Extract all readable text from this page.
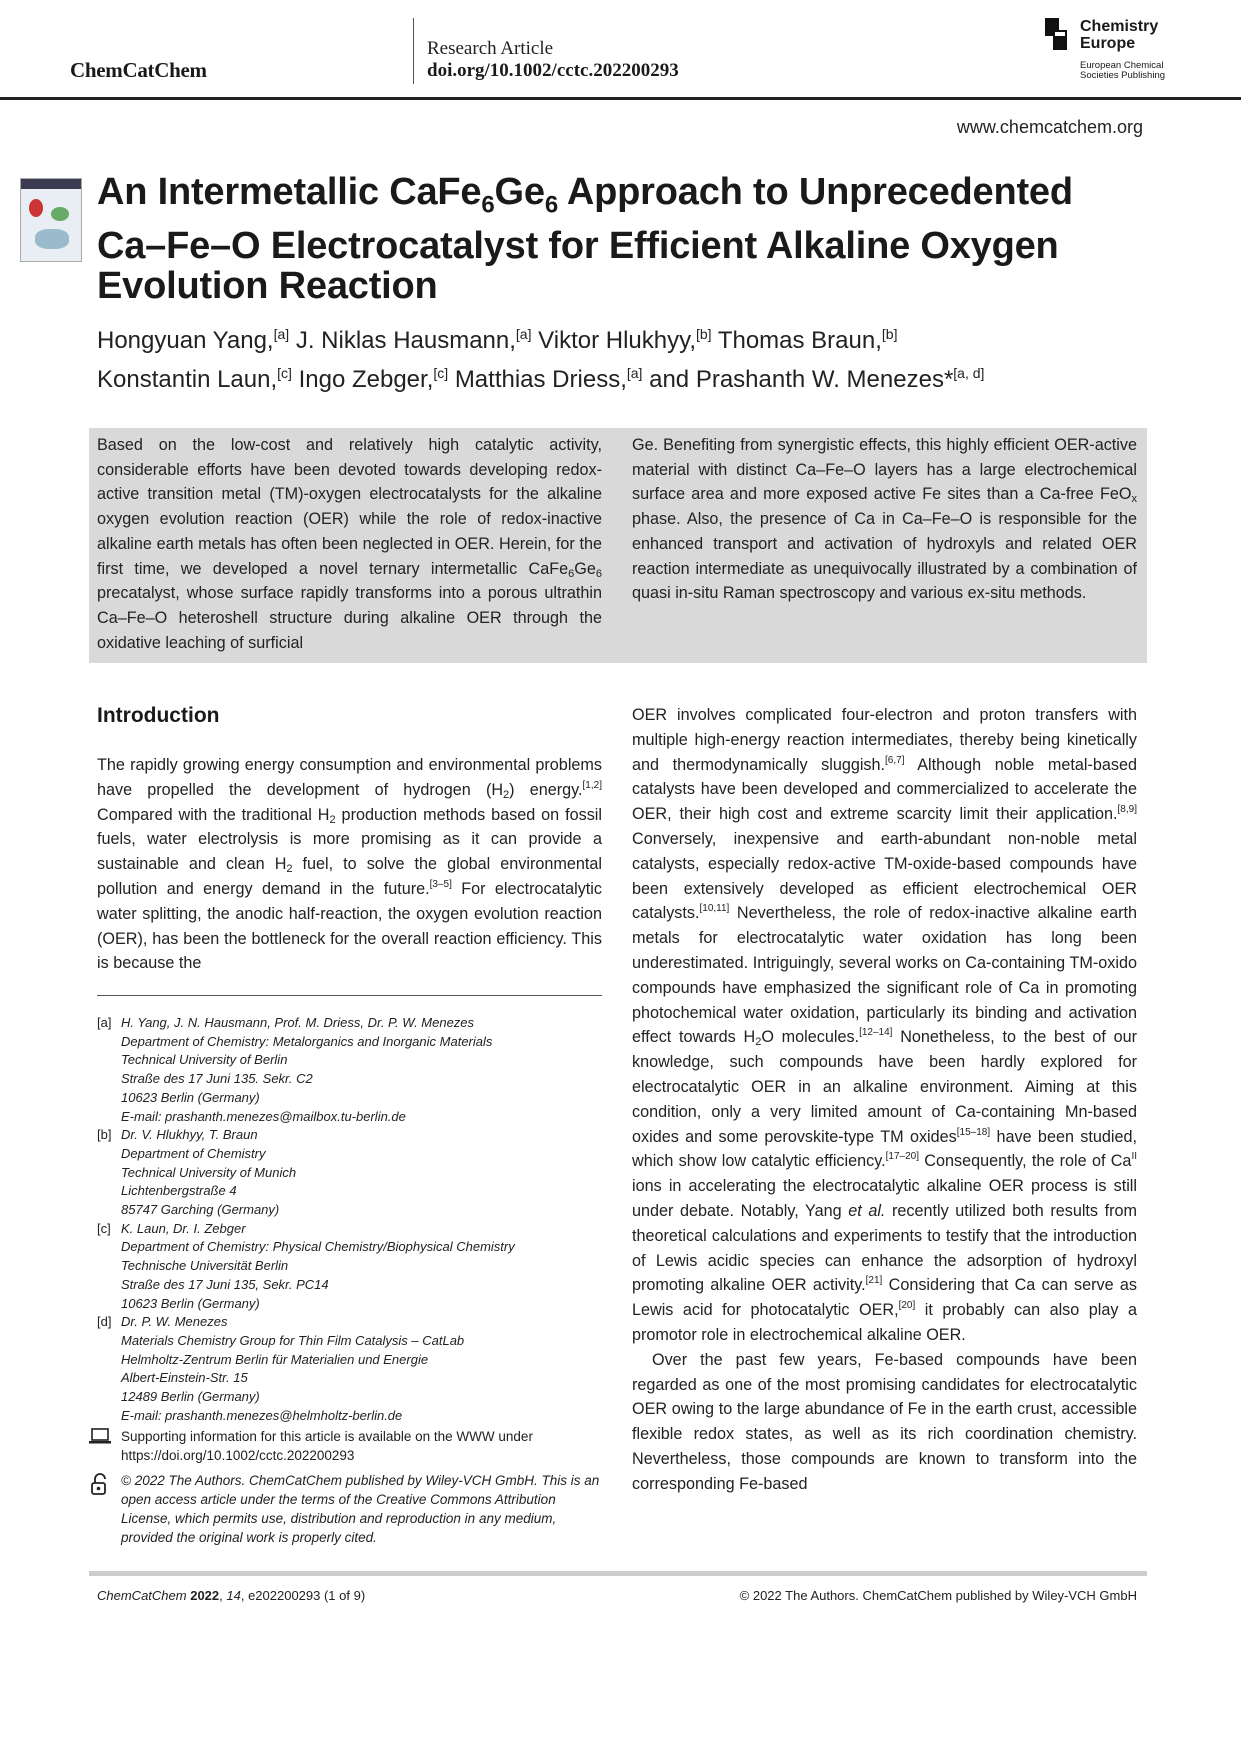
ChemCatChem
Research Article
doi.org/10.1002/cctc.202200293
Chemistry
Europe
European Chemical
Societies Publishing
www.chemcatchem.org
An Intermetallic $CaFe_6Ge_6$ Approach to Unprecedented Ca–Fe–O Electrocatalyst for Efficient Alkaline Oxygen Evolution Reaction
Hongyuan Yang,[a] J. Niklas Hausmann,[a] Viktor Hlukhyy,[b] Thomas Braun,[b]
Konstantin Laun,[c] Ingo Zebger,[c] Matthias Driess,[a] and Prashanth W. Menezes*[a, d]
Based on the low-cost and relatively high catalytic activity, considerable efforts have been devoted towards developing redox-active transition metal (TM)-oxygen electrocatalysts for the alkaline oxygen evolution reaction (OER) while the role of redox-inactive alkaline earth metals has often been neglected in OER. Herein, for the first time, we developed a novel ternary intermetallic $CaFe_6Ge_6$ precatalyst, whose surface rapidly transforms into a porous ultrathin Ca–Fe–O heteroshell structure during alkaline OER through the oxidative leaching of surficial
Ge. Benefiting from synergistic effects, this highly efficient OER-active material with distinct Ca–Fe–O layers has a large electrochemical surface area and more exposed active Fe sites than a Ca-free FeO$_x$ phase. Also, the presence of Ca in Ca–Fe–O is responsible for the enhanced transport and activation of hydroxyls and related OER reaction intermediate as unequivocally illustrated by a combination of quasi in-situ Raman spectroscopy and various ex-situ methods.
Introduction
The rapidly growing energy consumption and environmental problems have propelled the development of hydrogen $(H_2)$ energy.[1,2] Compared with the traditional $H_2$ production methods based on fossil fuels, water electrolysis is more promising as it can provide a sustainable and clean $H_2$ fuel, to solve the global environmental pollution and energy demand in the future.[3–5] For electrocatalytic water splitting, the anodic half-reaction, the oxygen evolution reaction (OER), has been the bottleneck for the overall reaction efficiency. This is because the
OER involves complicated four-electron and proton transfers with multiple high-energy reaction intermediates, thereby being kinetically and thermodynamically sluggish.[6,7] Although noble metal-based catalysts have been developed and commercialized to accelerate the OER, their high cost and extreme scarcity limit their application.[8,9] Conversely, inexpensive and earth-abundant non-noble metal catalysts, especially redox-active TM-oxide-based compounds have been extensively developed as efficient electrochemical OER catalysts.[10,11] Nevertheless, the role of redox-inactive alkaline earth metals for electrocatalytic water oxidation has long been underestimated. Intriguingly, several works on Ca-containing TM-oxido compounds have emphasized the significant role of Ca in promoting photochemical water oxidation, particularly its binding and activation effect towards $H_2O$ molecules.[12–14] Nonetheless, to the best of our knowledge, such compounds have been hardly explored for electrocatalytic OER in an alkaline environment. Aiming at this condition, only a very limited amount of Ca-containing Mn-based oxides and some perovskite-type TM oxides[15–18] have been studied, which show low catalytic efficiency.[17–20] Consequently, the role of $Ca^{II}$ ions in accelerating the electrocatalytic alkaline OER process is still under debate. Notably, Yang et al. recently utilized both results from theoretical calculations and experiments to testify that the introduction of Lewis acidic species can enhance the adsorption of hydroxyl promoting alkaline OER activity.[21] Considering that Ca can serve as Lewis acid for photocatalytic OER,[20] it probably can also play a promotor role in electrochemical alkaline OER.
Over the past few years, Fe-based compounds have been regarded as one of the most promising candidates for electrocatalytic OER owing to the large abundance of Fe in the earth crust, accessible flexible redox states, as well as its rich coordination chemistry. Nevertheless, those compounds are known to transform into the corresponding Fe-based
[a] H. Yang, J. N. Hausmann, Prof. M. Driess, Dr. P. W. Menezes
Department of Chemistry: Metalorganics and Inorganic Materials
Technical University of Berlin
Straße des 17 Juni 135. Sekr. C2
10623 Berlin (Germany)
E-mail: prashanth.menezes@mailbox.tu-berlin.de
[b] Dr. V. Hlukhyy, T. Braun
Department of Chemistry
Technical University of Munich
Lichtenbergstraße 4
85747 Garching (Germany)
[c] K. Laun, Dr. I. Zebger
Department of Chemistry: Physical Chemistry/Biophysical Chemistry
Technische Universität Berlin
Straße des 17 Juni 135, Sekr. PC14
10623 Berlin (Germany)
[d] Dr. P. W. Menezes
Materials Chemistry Group for Thin Film Catalysis – CatLab
Helmholtz-Zentrum Berlin für Materialien und Energie
Albert-Einstein-Str. 15
12489 Berlin (Germany)
E-mail: prashanth.menezes@helmholtz-berlin.de
Supporting information for this article is available on the WWW under https://doi.org/10.1002/cctc.202200293
© 2022 The Authors. ChemCatChem published by Wiley-VCH GmbH. This is an open access article under the terms of the Creative Commons Attribution License, which permits use, distribution and reproduction in any medium, provided the original work is properly cited.
ChemCatChem 2022, 14, e202200293 (1 of 9)	© 2022 The Authors. ChemCatChem published by Wiley-VCH GmbH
▬▬▬▬▬▬
◆ Task details ◆
Scan the material line by line and report each one that contains "Materials".

◆ Exercise response ◆
Department of Chemistry: Metalorganics and Inorganic Materials
Materials Chemistry Group for Thin Film Catalysis – CatLab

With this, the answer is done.